» **TASK PROMPT**:
From the listing below, work out how many lines contain "Count". Reply with that number only.

» **DATA ROWS**:
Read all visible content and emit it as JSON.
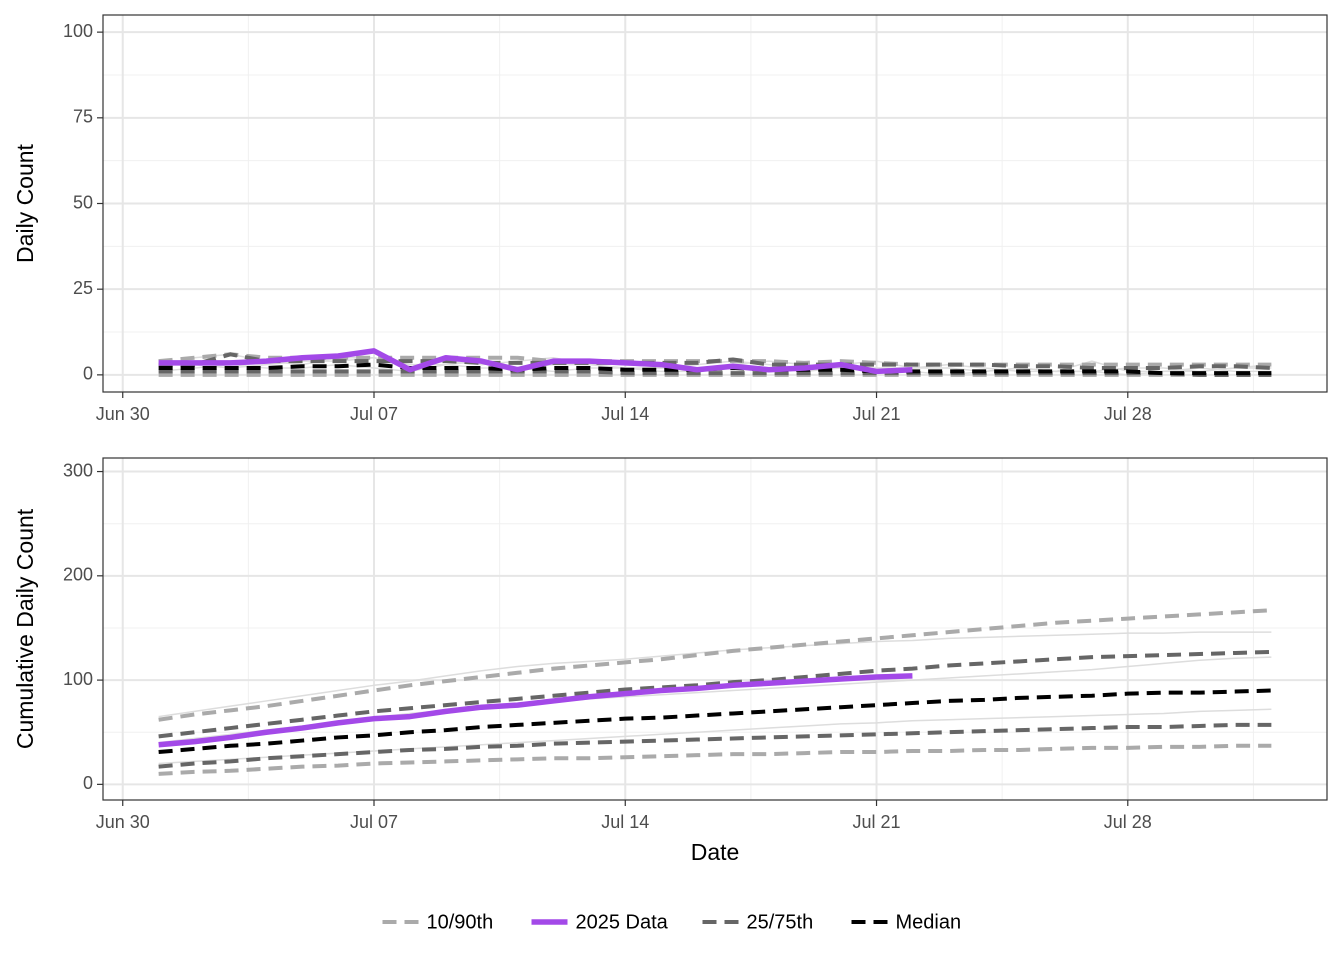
{
  "chart_data": [
    {
      "type": "line",
      "y_label": "Daily Count",
      "x": [
        "Jul 01",
        "Jul 02",
        "Jul 03",
        "Jul 04",
        "Jul 05",
        "Jul 06",
        "Jul 07",
        "Jul 08",
        "Jul 09",
        "Jul 10",
        "Jul 11",
        "Jul 12",
        "Jul 13",
        "Jul 14",
        "Jul 15",
        "Jul 16",
        "Jul 17",
        "Jul 18",
        "Jul 19",
        "Jul 20",
        "Jul 21",
        "Jul 22",
        "Jul 23",
        "Jul 24",
        "Jul 25",
        "Jul 26",
        "Jul 27",
        "Jul 28",
        "Jul 29",
        "Jul 30",
        "Jul 31",
        "Aug 01"
      ],
      "xlim": [
        "Jul 01",
        "Aug 01"
      ],
      "xticks": [
        "Jun 30",
        "Jul 07",
        "Jul 14",
        "Jul 21",
        "Jul 28"
      ],
      "ylim": [
        -5,
        105
      ],
      "yticks": [
        0,
        25,
        50,
        75,
        100
      ],
      "grid": true,
      "series": [
        {
          "color": "#dddddd",
          "values": [
            2,
            5,
            6,
            4,
            3,
            5,
            5,
            2,
            4,
            3,
            4,
            5,
            3,
            2,
            2,
            3,
            4,
            3,
            2,
            3,
            4,
            2,
            2,
            1,
            2,
            1,
            4,
            1,
            1,
            1,
            2,
            2
          ]
        },
        {
          "color": "#dddddd",
          "values": [
            1,
            2,
            3,
            2,
            2,
            3,
            2,
            1,
            3,
            2,
            2,
            1,
            2,
            2,
            1,
            1,
            2,
            2,
            1,
            2,
            1,
            1,
            0,
            1,
            2,
            1,
            1,
            0,
            1,
            2,
            1,
            1
          ]
        },
        {
          "color": "#dddddd",
          "values": [
            3,
            3,
            2,
            3,
            4,
            4,
            5,
            3,
            3,
            4,
            2,
            3,
            3,
            4,
            2,
            2,
            3,
            4,
            3,
            2,
            2,
            2,
            3,
            2,
            1,
            1,
            1,
            2,
            2,
            1,
            2,
            3
          ]
        },
        {
          "color": "#aaaaaa",
          "dashed": true,
          "values": [
            0,
            0,
            0,
            0,
            0,
            0,
            0,
            0,
            0,
            0,
            0,
            0,
            0,
            0,
            0,
            0,
            0,
            0,
            0,
            0,
            0,
            0,
            0,
            0,
            0,
            0,
            0,
            0,
            0,
            0,
            0,
            0
          ],
          "upper_values": [
            4,
            5,
            6,
            5,
            5,
            5,
            5,
            5,
            5,
            5,
            5,
            4,
            4,
            4,
            4,
            4,
            4,
            4,
            3.5,
            4,
            3.5,
            3,
            3,
            3,
            3,
            3,
            3,
            3,
            3,
            3,
            3,
            3
          ]
        },
        {
          "color": "#a349e8",
          "dashed": false,
          "values": [
            3.5,
            3.5,
            3.5,
            4,
            5,
            5.5,
            7,
            1.5,
            5,
            4,
            1.5,
            4,
            4,
            3.5,
            3,
            1.5,
            2.5,
            1.5,
            2,
            3,
            1,
            1.5,
            null,
            null,
            null,
            null,
            null,
            null,
            null,
            null,
            null,
            null
          ]
        },
        {
          "color": "#666666",
          "dashed": true,
          "values": [
            1,
            1,
            1,
            1,
            1,
            1,
            1,
            1,
            1,
            1,
            1,
            1,
            1,
            0.5,
            0.5,
            0.5,
            0.5,
            0.5,
            0.5,
            0.5,
            0.5,
            0.5,
            0.5,
            0.5,
            0.5,
            0.5,
            0.5,
            0.5,
            0.5,
            0,
            0,
            0
          ],
          "upper_values": [
            3,
            3,
            6,
            4,
            4,
            4,
            4,
            4,
            4,
            3.5,
            3.5,
            3.5,
            3.5,
            3.5,
            3.5,
            3.5,
            4.5,
            3,
            3,
            3,
            3,
            3,
            3,
            3,
            2.5,
            2.5,
            2,
            2,
            2,
            2.5,
            2.5,
            2
          ]
        },
        {
          "color": "#000000",
          "dashed": true,
          "values": [
            2,
            2,
            2,
            2,
            2.5,
            2.5,
            3,
            2,
            2,
            2,
            1.5,
            2,
            2,
            1.5,
            1.5,
            1.5,
            2,
            1.5,
            1.5,
            1.5,
            1,
            1,
            1,
            1,
            1,
            1,
            1,
            1,
            0.5,
            0.5,
            0.5,
            0.5
          ]
        }
      ]
    },
    {
      "type": "line",
      "y_label": "Cumulative Daily Count",
      "x_label": "Date",
      "legend": "bottom",
      "x": [
        "Jul 01",
        "Jul 02",
        "Jul 03",
        "Jul 04",
        "Jul 05",
        "Jul 06",
        "Jul 07",
        "Jul 08",
        "Jul 09",
        "Jul 10",
        "Jul 11",
        "Jul 12",
        "Jul 13",
        "Jul 14",
        "Jul 15",
        "Jul 16",
        "Jul 17",
        "Jul 18",
        "Jul 19",
        "Jul 20",
        "Jul 21",
        "Jul 22",
        "Jul 23",
        "Jul 24",
        "Jul 25",
        "Jul 26",
        "Jul 27",
        "Jul 28",
        "Jul 29",
        "Jul 30",
        "Jul 31",
        "Aug 01"
      ],
      "xlim": [
        "Jul 01",
        "Aug 01"
      ],
      "xticks": [
        "Jun 30",
        "Jul 07",
        "Jul 14",
        "Jul 21",
        "Jul 28"
      ],
      "ylim": [
        -15,
        313
      ],
      "yticks": [
        0,
        100,
        200,
        300
      ],
      "grid": true,
      "series": [
        {
          "color": "#dddddd",
          "values": [
            65,
            70,
            75,
            80,
            85,
            90,
            95,
            99,
            104,
            109,
            113,
            116,
            118,
            120,
            123,
            126,
            129,
            131,
            133,
            135,
            137,
            138,
            140,
            141,
            142,
            143,
            144,
            145,
            145,
            146,
            146,
            146
          ]
        },
        {
          "color": "#dddddd",
          "values": [
            20,
            22,
            24,
            26,
            28,
            30,
            32,
            34,
            36,
            38,
            40,
            42,
            44,
            46,
            48,
            50,
            52,
            54,
            56,
            58,
            59,
            61,
            62,
            63,
            64,
            65,
            66,
            67,
            68,
            70,
            71,
            72
          ]
        },
        {
          "color": "#dddddd",
          "values": [
            40,
            44,
            48,
            52,
            56,
            60,
            64,
            68,
            71,
            74,
            76,
            79,
            82,
            84,
            86,
            88,
            90,
            92,
            94,
            96,
            98,
            100,
            102,
            104,
            106,
            108,
            110,
            113,
            116,
            119,
            121,
            122
          ]
        },
        {
          "name": "10/90th",
          "color": "#aaaaaa",
          "dashed": true,
          "values": [
            10,
            12,
            13,
            15,
            17,
            18,
            20,
            21,
            22,
            23,
            24,
            25,
            25,
            26,
            27,
            28,
            29,
            29,
            30,
            31,
            31,
            32,
            32,
            33,
            33,
            34,
            35,
            35,
            36,
            36,
            37,
            37
          ],
          "upper_values": [
            62,
            67,
            71,
            75,
            80,
            85,
            90,
            95,
            99,
            103,
            107,
            111,
            114,
            117,
            120,
            124,
            128,
            131,
            134,
            137,
            140,
            143,
            146,
            149,
            152,
            155,
            157,
            159,
            161,
            163,
            165,
            167
          ]
        },
        {
          "name": "2025 Data",
          "color": "#a349e8",
          "dashed": false,
          "values": [
            38,
            41,
            45,
            50,
            54,
            59,
            63,
            65,
            70,
            74,
            76,
            80,
            84,
            87,
            90,
            92,
            95,
            97,
            99,
            101,
            103,
            104,
            null,
            null,
            null,
            null,
            null,
            null,
            null,
            null,
            null,
            null
          ]
        },
        {
          "name": "25/75th",
          "color": "#666666",
          "dashed": true,
          "values": [
            17,
            20,
            22,
            25,
            27,
            29,
            31,
            33,
            34,
            36,
            37,
            39,
            40,
            41,
            42,
            43,
            44,
            45,
            46,
            47,
            48,
            49,
            50,
            51,
            52,
            53,
            54,
            55,
            55,
            56,
            57,
            57
          ],
          "upper_values": [
            46,
            50,
            54,
            58,
            62,
            66,
            70,
            73,
            76,
            79,
            82,
            85,
            88,
            91,
            93,
            95,
            98,
            100,
            103,
            106,
            109,
            111,
            114,
            116,
            118,
            120,
            122,
            123,
            124,
            125,
            126,
            127
          ]
        },
        {
          "name": "Median",
          "color": "#000000",
          "dashed": true,
          "values": [
            31,
            34,
            37,
            39,
            42,
            45,
            47,
            50,
            52,
            55,
            57,
            59,
            61,
            63,
            64,
            66,
            68,
            70,
            72,
            74,
            76,
            78,
            80,
            81,
            83,
            84,
            85,
            87,
            88,
            88,
            89,
            90
          ]
        }
      ]
    }
  ]
}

» **THE RESULT**:
2